• [GOAL]: Tally how many lines include "title". The number is the whole answer.

• [DATASET EXCERPTS]:
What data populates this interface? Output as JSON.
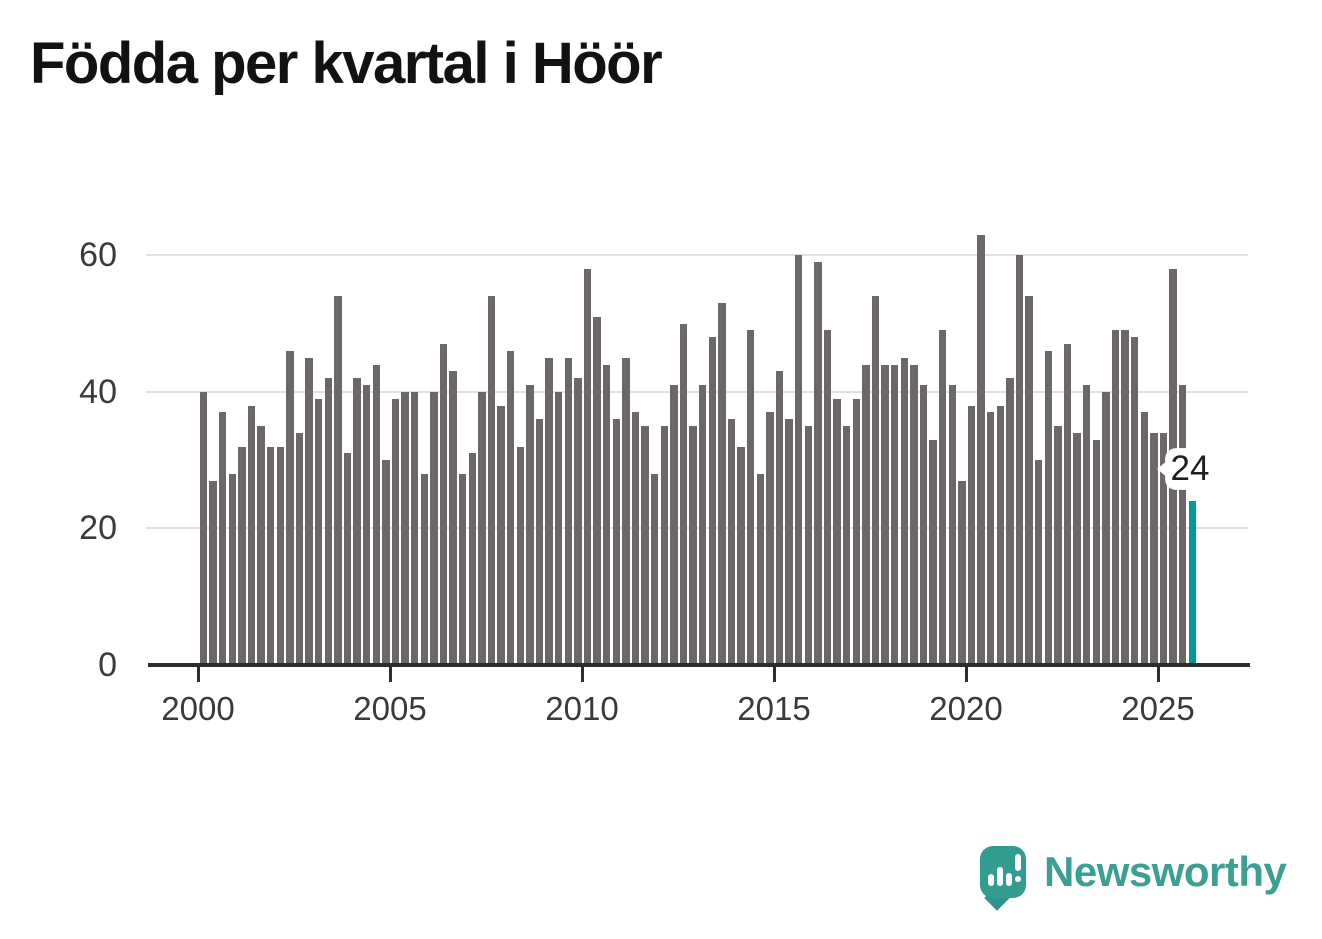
{
  "title": "Födda per kvartal i Höör",
  "chart_data": {
    "type": "bar",
    "title": "Födda per kvartal i Höör",
    "frequency": "quarterly",
    "x_start": "2000-Q1",
    "x_end": "2025-Q4",
    "values": [
      40,
      27,
      37,
      28,
      32,
      38,
      35,
      32,
      32,
      46,
      34,
      45,
      39,
      42,
      54,
      31,
      42,
      41,
      44,
      30,
      39,
      40,
      40,
      28,
      40,
      47,
      43,
      28,
      31,
      40,
      54,
      38,
      46,
      32,
      41,
      36,
      45,
      40,
      45,
      42,
      58,
      51,
      44,
      36,
      45,
      37,
      35,
      28,
      35,
      41,
      50,
      35,
      41,
      48,
      53,
      36,
      32,
      49,
      28,
      37,
      43,
      36,
      60,
      35,
      59,
      49,
      39,
      35,
      39,
      44,
      54,
      44,
      44,
      45,
      44,
      41,
      33,
      49,
      41,
      27,
      38,
      63,
      37,
      38,
      42,
      60,
      54,
      30,
      46,
      35,
      47,
      34,
      41,
      33,
      40,
      49,
      49,
      48,
      37,
      34,
      34,
      58,
      41,
      24
    ],
    "x_tick_labels": [
      "2000",
      "2005",
      "2010",
      "2015",
      "2020",
      "2025"
    ],
    "y_tick_labels": [
      "0",
      "20",
      "40",
      "60"
    ],
    "y_ticks": [
      0,
      20,
      40,
      60
    ],
    "ylim": [
      0,
      65
    ],
    "grid": "horizontal",
    "legend": "none",
    "bar_color": "#6b676b",
    "highlight_color": "#009a9a",
    "highlighted_index": 103,
    "highlight_label": "24"
  },
  "callout": {
    "label": "24"
  },
  "branding": {
    "name": "Newsworthy",
    "bubble_color": "#339c90",
    "text_color": "#3ba093"
  }
}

• [THE ANSWER]: 2